→ Problem details: Without including any images, reproduce each entry exactly.

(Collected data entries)
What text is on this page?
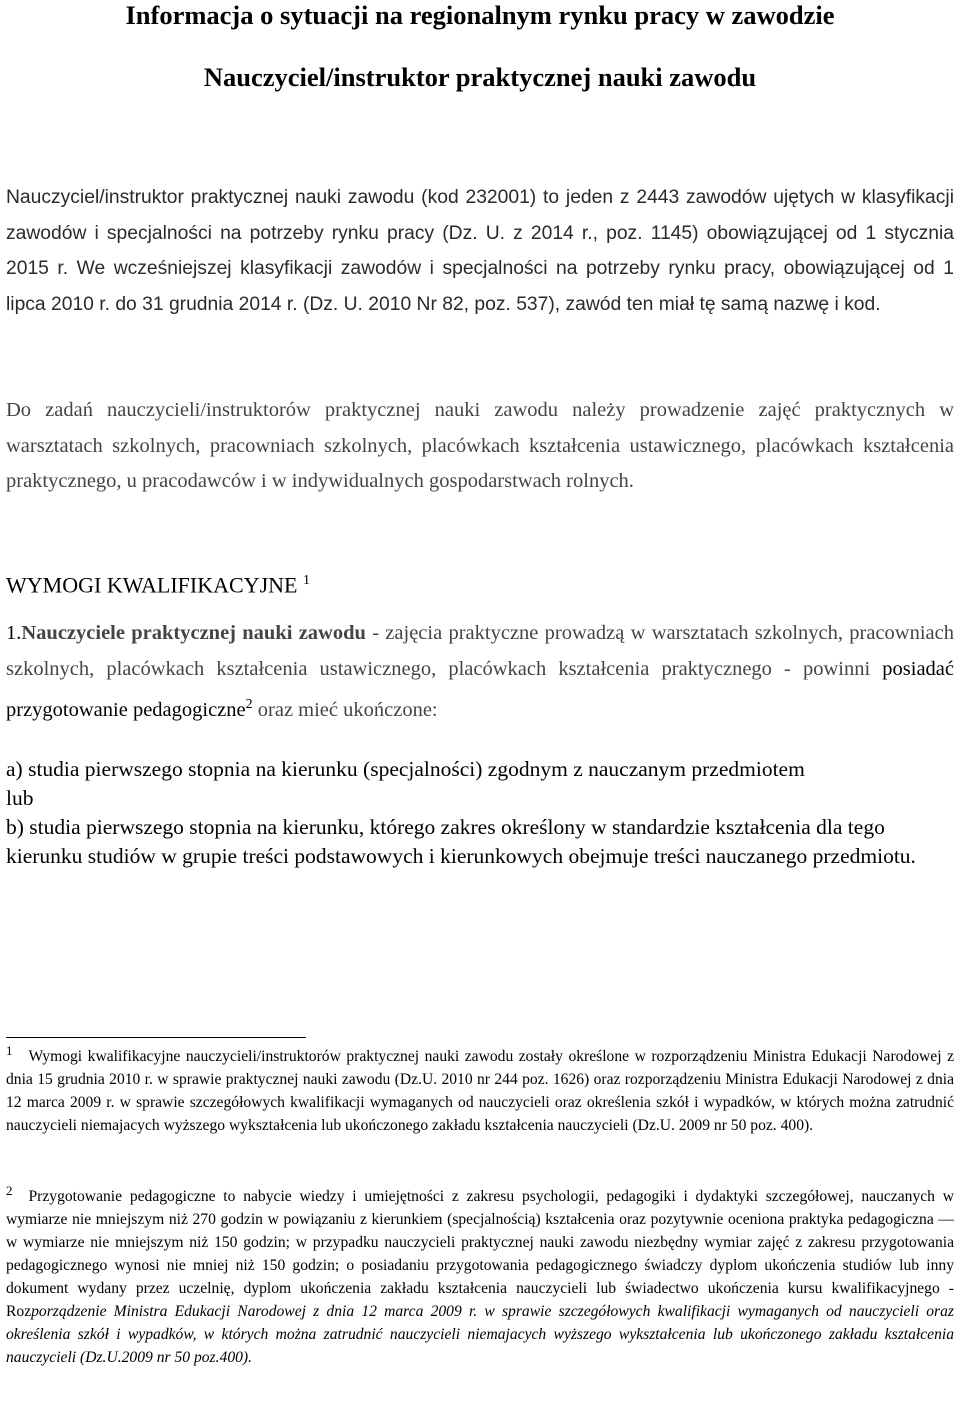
Informacja o sytuacji na regionalnym rynku pracy w zawodzie
Nauczyciel/instruktor praktycznej nauki zawodu

Nauczyciel/instruktor praktycznej nauki zawodu (kod 232001) to jeden z 2443 zawodów ujętych w klasyfikacji zawodów i specjalności na potrzeby rynku pracy (Dz. U. z 2014 r., poz. 1145) obowiązującej od 1 stycznia 2015 r. We wcześniejszej klasyfikacji zawodów i specjalności na potrzeby rynku pracy, obowiązującej od 1 lipca 2010 r. do 31 grudnia 2014 r. (Dz. U. 2010 Nr 82, poz. 537), zawód ten miał tę samą nazwę i kod.

Do zadań nauczycieli/instruktorów praktycznej nauki zawodu należy prowadzenie zajęć praktycznych w warsztatach szkolnych, pracowniach szkolnych, placówkach kształcenia ustawicznego, placówkach kształcenia praktycznego, u pracodawców i w indywidualnych gospodarstwach rolnych.

WYMOGI KWALIFIKACYJNE $^1$

1.Nauczyciele praktycznej nauki zawodu - zajęcia praktyczne prowadzą w warsztatach szkolnych, pracowniach szkolnych, placówkach kształcenia ustawicznego, placówkach kształcenia praktycznego - powinni posiadać przygotowanie pedagogiczne$^2$ oraz mieć ukończone:

a) studia pierwszego stopnia na kierunku (specjalności) zgodnym z nauczanym przedmiotem
lub
b) studia pierwszego stopnia na kierunku, którego zakres określony w standardzie kształcenia dla tego kierunku studiów w grupie treści podstawowych i kierunkowych obejmuje treści nauczanego przedmiotu.

$^1$ Wymogi kwalifikacyjne nauczycieli/instruktorów praktycznej nauki zawodu zostały określone w rozporządzeniu Ministra Edukacji Narodowej z dnia 15 grudnia 2010 r. w sprawie praktycznej nauki zawodu (Dz.U. 2010 nr 244 poz. 1626) oraz rozporządzeniu Ministra Edukacji Narodowej z dnia 12 marca 2009 r. w sprawie szczegółowych kwalifikacji wymaganych od nauczycieli oraz określenia szkół i wypadków, w których można zatrudnić nauczycieli niemajacych wyższego wykształcenia lub ukończonego zakładu kształcenia nauczycieli (Dz.U. 2009 nr 50 poz. 400).

$^2$ Przygotowanie pedagogiczne to nabycie wiedzy i umiejętności z zakresu psychologii, pedagogiki i dydaktyki szczegółowej, nauczanych w wymiarze nie mniejszym niż 270 godzin w powiązaniu z kierunkiem (specjalnością) kształcenia oraz pozytywnie oceniona praktyka pedagogiczna — w wymiarze nie mniejszym niż 150 godzin; w przypadku nauczycieli praktycznej nauki zawodu niezbędny wymiar zajęć z zakresu przygotowania pedagogicznego wynosi nie mniej niż 150 godzin; o posiadaniu przygotowania pedagogicznego świadczy dyplom ukończenia studiów lub inny dokument wydany przez uczelnię, dyplom ukończenia zakładu kształcenia nauczycieli lub świadectwo ukończenia kursu kwalifikacyjnego - Rozporządzenie Ministra Edukacji Narodowej z dnia 12 marca 2009 r. w sprawie szczegółowych kwalifikacji wymaganych od nauczycieli oraz określenia szkół i wypadków, w których można zatrudnić nauczycieli niemajacych wyższego wykształcenia lub ukończonego zakładu kształcenia nauczycieli (Dz.U.2009 nr 50 poz.400).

→ Task solution:
What text is on this page?
Informacja o sytuacji na regionalnym rynku pracy w zawodzie
Nauczyciel/instruktor praktycznej nauki zawodu

Nauczyciel/instruktor praktycznej nauki zawodu (kod 232001) to jeden z 2443 zawodów ujętych w klasyfikacji zawodów i specjalności na potrzeby rynku pracy (Dz. U. z 2014 r., poz. 1145) obowiązującej od 1 stycznia 2015 r. We wcześniejszej klasyfikacji zawodów i specjalności na potrzeby rynku pracy, obowiązującej od 1 lipca 2010 r. do 31 grudnia 2014 r. (Dz. U. 2010 Nr 82, poz. 537), zawód ten miał tę samą nazwę i kod.

Do zadań nauczycieli/instruktorów praktycznej nauki zawodu należy prowadzenie zajęć praktycznych w warsztatach szkolnych, pracowniach szkolnych, placówkach kształcenia ustawicznego, placówkach kształcenia praktycznego, u pracodawców i w indywidualnych gospodarstwach rolnych.

WYMOGI KWALIFIKACYJNE $^1$

1.Nauczyciele praktycznej nauki zawodu - zajęcia praktyczne prowadzą w warsztatach szkolnych, pracowniach szkolnych, placówkach kształcenia ustawicznego, placówkach kształcenia praktycznego - powinni posiadać przygotowanie pedagogiczne$^2$ oraz mieć ukończone:

a) studia pierwszego stopnia na kierunku (specjalności) zgodnym z nauczanym przedmiotem
lub
b) studia pierwszego stopnia na kierunku, którego zakres określony w standardzie kształcenia dla tego kierunku studiów w grupie treści podstawowych i kierunkowych obejmuje treści nauczanego przedmiotu.

$^1$ Wymogi kwalifikacyjne nauczycieli/instruktorów praktycznej nauki zawodu zostały określone w rozporządzeniu Ministra Edukacji Narodowej z dnia 15 grudnia 2010 r. w sprawie praktycznej nauki zawodu (Dz.U. 2010 nr 244 poz. 1626) oraz rozporządzeniu Ministra Edukacji Narodowej z dnia 12 marca 2009 r. w sprawie szczegółowych kwalifikacji wymaganych od nauczycieli oraz określenia szkół i wypadków, w których można zatrudnić nauczycieli niemajacych wyższego wykształcenia lub ukończonego zakładu kształcenia nauczycieli (Dz.U. 2009 nr 50 poz. 400).

$^2$ Przygotowanie pedagogiczne to nabycie wiedzy i umiejętności z zakresu psychologii, pedagogiki i dydaktyki szczegółowej, nauczanych w wymiarze nie mniejszym niż 270 godzin w powiązaniu z kierunkiem (specjalnością) kształcenia oraz pozytywnie oceniona praktyka pedagogiczna — w wymiarze nie mniejszym niż 150 godzin; w przypadku nauczycieli praktycznej nauki zawodu niezbędny wymiar zajęć z zakresu przygotowania pedagogicznego wynosi nie mniej niż 150 godzin; o posiadaniu przygotowania pedagogicznego świadczy dyplom ukończenia studiów lub inny dokument wydany przez uczelnię, dyplom ukończenia zakładu kształcenia nauczycieli lub świadectwo ukończenia kursu kwalifikacyjnego - Rozporządzenie Ministra Edukacji Narodowej z dnia 12 marca 2009 r. w sprawie szczegółowych kwalifikacji wymaganych od nauczycieli oraz określenia szkół i wypadków, w których można zatrudnić nauczycieli niemajacych wyższego wykształcenia lub ukończonego zakładu kształcenia nauczycieli (Dz.U.2009 nr 50 poz.400).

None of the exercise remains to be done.